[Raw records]
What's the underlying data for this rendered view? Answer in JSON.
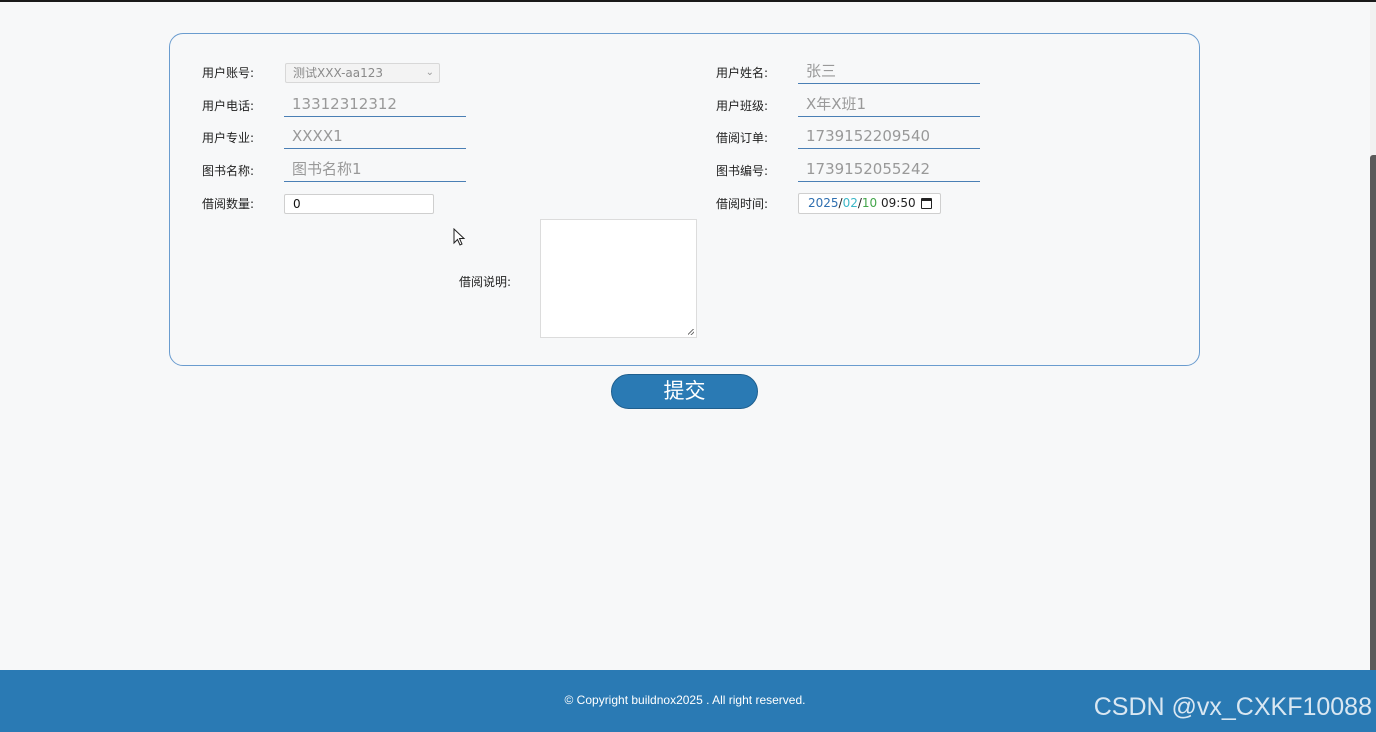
{
  "form": {
    "account_label": "用户账号:",
    "account_value": "测试XXX-aa123",
    "name_label": "用户姓名:",
    "name_value": "张三",
    "phone_label": "用户电话:",
    "phone_value": "13312312312",
    "class_label": "用户班级:",
    "class_value": "X年X班1",
    "major_label": "用户专业:",
    "major_value": "XXXX1",
    "order_label": "借阅订单:",
    "order_value": "1739152209540",
    "book_name_label": "图书名称:",
    "book_name_value": "图书名称1",
    "book_no_label": "图书编号:",
    "book_no_value": "1739152055242",
    "quantity_label": "借阅数量:",
    "quantity_value": "0",
    "time_label": "借阅时间:",
    "time_year": "2025",
    "time_month": "02",
    "time_day": "10",
    "time_clock": "09:50",
    "desc_label": "借阅说明:"
  },
  "submit_label": "提交",
  "footer": {
    "copyright": "© Copyright buildnox2025 . All right reserved.",
    "watermark": "CSDN @vx_CXKF10088"
  },
  "colors": {
    "primary": "#2a7ab4",
    "border": "#6a9ccf",
    "background": "#f7f8f9"
  }
}
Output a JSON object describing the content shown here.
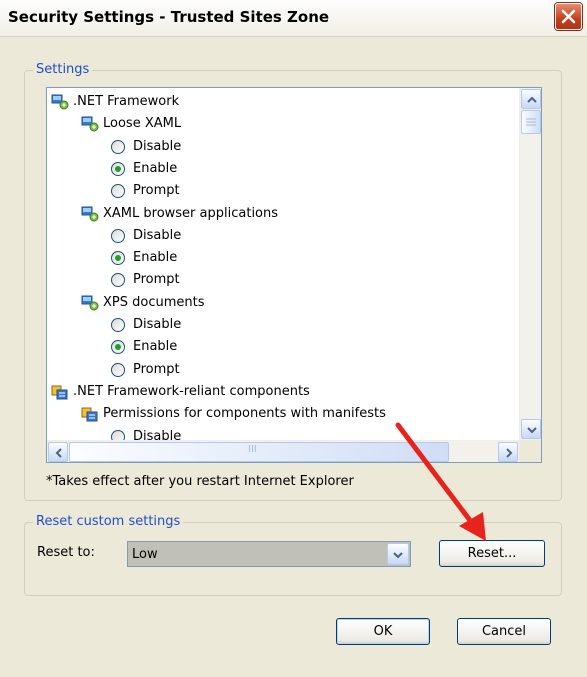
{
  "window": {
    "title": "Security Settings - Trusted Sites Zone"
  },
  "settings_group": {
    "title": "Settings",
    "tree": [
      {
        "type": "category",
        "label": ".NET Framework",
        "icon": "settings-icon"
      },
      {
        "type": "category",
        "label": "Loose XAML",
        "icon": "settings-icon"
      },
      {
        "type": "option",
        "label": "Disable",
        "checked": false
      },
      {
        "type": "option",
        "label": "Enable",
        "checked": true
      },
      {
        "type": "option",
        "label": "Prompt",
        "checked": false
      },
      {
        "type": "category",
        "label": "XAML browser applications",
        "icon": "settings-icon"
      },
      {
        "type": "option",
        "label": "Disable",
        "checked": false
      },
      {
        "type": "option",
        "label": "Enable",
        "checked": true
      },
      {
        "type": "option",
        "label": "Prompt",
        "checked": false
      },
      {
        "type": "category",
        "label": "XPS documents",
        "icon": "settings-icon"
      },
      {
        "type": "option",
        "label": "Disable",
        "checked": false
      },
      {
        "type": "option",
        "label": "Enable",
        "checked": true
      },
      {
        "type": "option",
        "label": "Prompt",
        "checked": false
      },
      {
        "type": "category",
        "label": ".NET Framework-reliant components",
        "icon": "components-icon"
      },
      {
        "type": "category",
        "label": "Permissions for components with manifests",
        "icon": "components-icon"
      },
      {
        "type": "option",
        "label": "Disable",
        "checked": false
      }
    ],
    "hscroll_grip": "III",
    "note": "*Takes effect after you restart Internet Explorer"
  },
  "reset_group": {
    "title": "Reset custom settings",
    "reset_to_label": "Reset to:",
    "reset_to_value": "Low",
    "reset_button": "Reset..."
  },
  "buttons": {
    "ok": "OK",
    "cancel": "Cancel"
  },
  "colors": {
    "group_title": "#1f4fc8",
    "annotation_arrow": "#e8231c",
    "enabled_radio": "#21a121"
  }
}
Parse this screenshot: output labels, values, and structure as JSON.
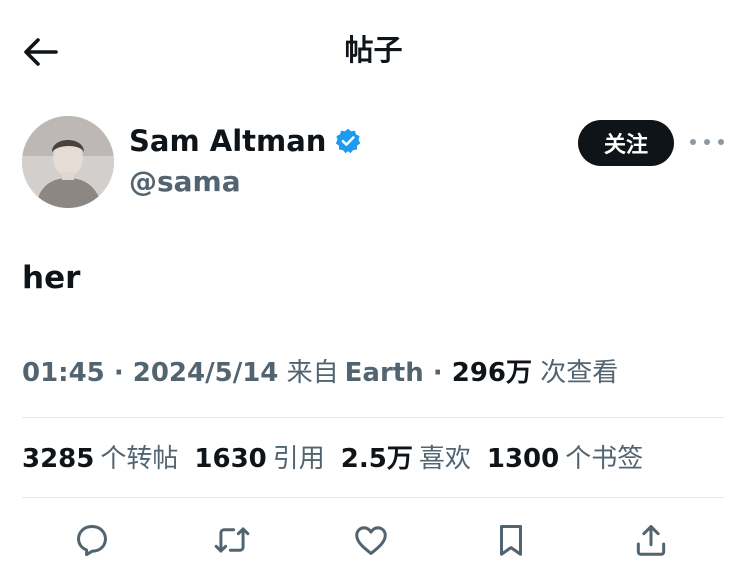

*GOAL:* Every line above should be repeated exactly; pictures stay out of the copy.

*RESPONSE:*
What's the underlying data for this rendered view? Answer in JSON.
{
  "form": {
    "account_label": "用户账号:",
    "account_value": "测试XXX-aa123",
    "name_label": "用户姓名:",
    "name_value": "张三",
    "phone_label": "用户电话:",
    "phone_value": "13312312312",
    "class_label": "用户班级:",
    "class_value": "X年X班1",
    "major_label": "用户专业:",
    "major_value": "XXXX1",
    "order_label": "借阅订单:",
    "order_value": "1739152209540",
    "book_name_label": "图书名称:",
    "book_name_value": "图书名称1",
    "book_no_label": "图书编号:",
    "book_no_value": "1739152055242",
    "quantity_label": "借阅数量:",
    "quantity_value": "0",
    "time_label": "借阅时间:",
    "time_year": "2025",
    "time_month": "02",
    "time_day": "10",
    "time_clock": "09:50",
    "desc_label": "借阅说明:"
  },
  "submit_label": "提交",
  "footer": {
    "copyright": "© Copyright buildnox2025 . All right reserved.",
    "watermark": "CSDN @vx_CXKF10088"
  },
  "colors": {
    "primary": "#2a7ab4",
    "border": "#6a9ccf",
    "background": "#f7f8f9"
  }
}
Output a JSON object describing the content shown here.
{
  "window": {
    "title": "Security Settings - Trusted Sites Zone"
  },
  "settings_group": {
    "title": "Settings",
    "tree": [
      {
        "type": "category",
        "label": ".NET Framework",
        "icon": "settings-icon"
      },
      {
        "type": "category",
        "label": "Loose XAML",
        "icon": "settings-icon"
      },
      {
        "type": "option",
        "label": "Disable",
        "checked": false
      },
      {
        "type": "option",
        "label": "Enable",
        "checked": true
      },
      {
        "type": "option",
        "label": "Prompt",
        "checked": false
      },
      {
        "type": "category",
        "label": "XAML browser applications",
        "icon": "settings-icon"
      },
      {
        "type": "option",
        "label": "Disable",
        "checked": false
      },
      {
        "type": "option",
        "label": "Enable",
        "checked": true
      },
      {
        "type": "option",
        "label": "Prompt",
        "checked": false
      },
      {
        "type": "category",
        "label": "XPS documents",
        "icon": "settings-icon"
      },
      {
        "type": "option",
        "label": "Disable",
        "checked": false
      },
      {
        "type": "option",
        "label": "Enable",
        "checked": true
      },
      {
        "type": "option",
        "label": "Prompt",
        "checked": false
      },
      {
        "type": "category",
        "label": ".NET Framework-reliant components",
        "icon": "components-icon"
      },
      {
        "type": "category",
        "label": "Permissions for components with manifests",
        "icon": "components-icon"
      },
      {
        "type": "option",
        "label": "Disable",
        "checked": false
      }
    ],
    "hscroll_grip": "III",
    "note": "*Takes effect after you restart Internet Explorer"
  },
  "reset_group": {
    "title": "Reset custom settings",
    "reset_to_label": "Reset to:",
    "reset_to_value": "Low",
    "reset_button": "Reset..."
  },
  "buttons": {
    "ok": "OK",
    "cancel": "Cancel"
  },
  "colors": {
    "group_title": "#1f4fc8",
    "annotation_arrow": "#e8231c",
    "enabled_radio": "#21a121"
  }
}
Parse this screenshot: output labels, values, and structure as JSON.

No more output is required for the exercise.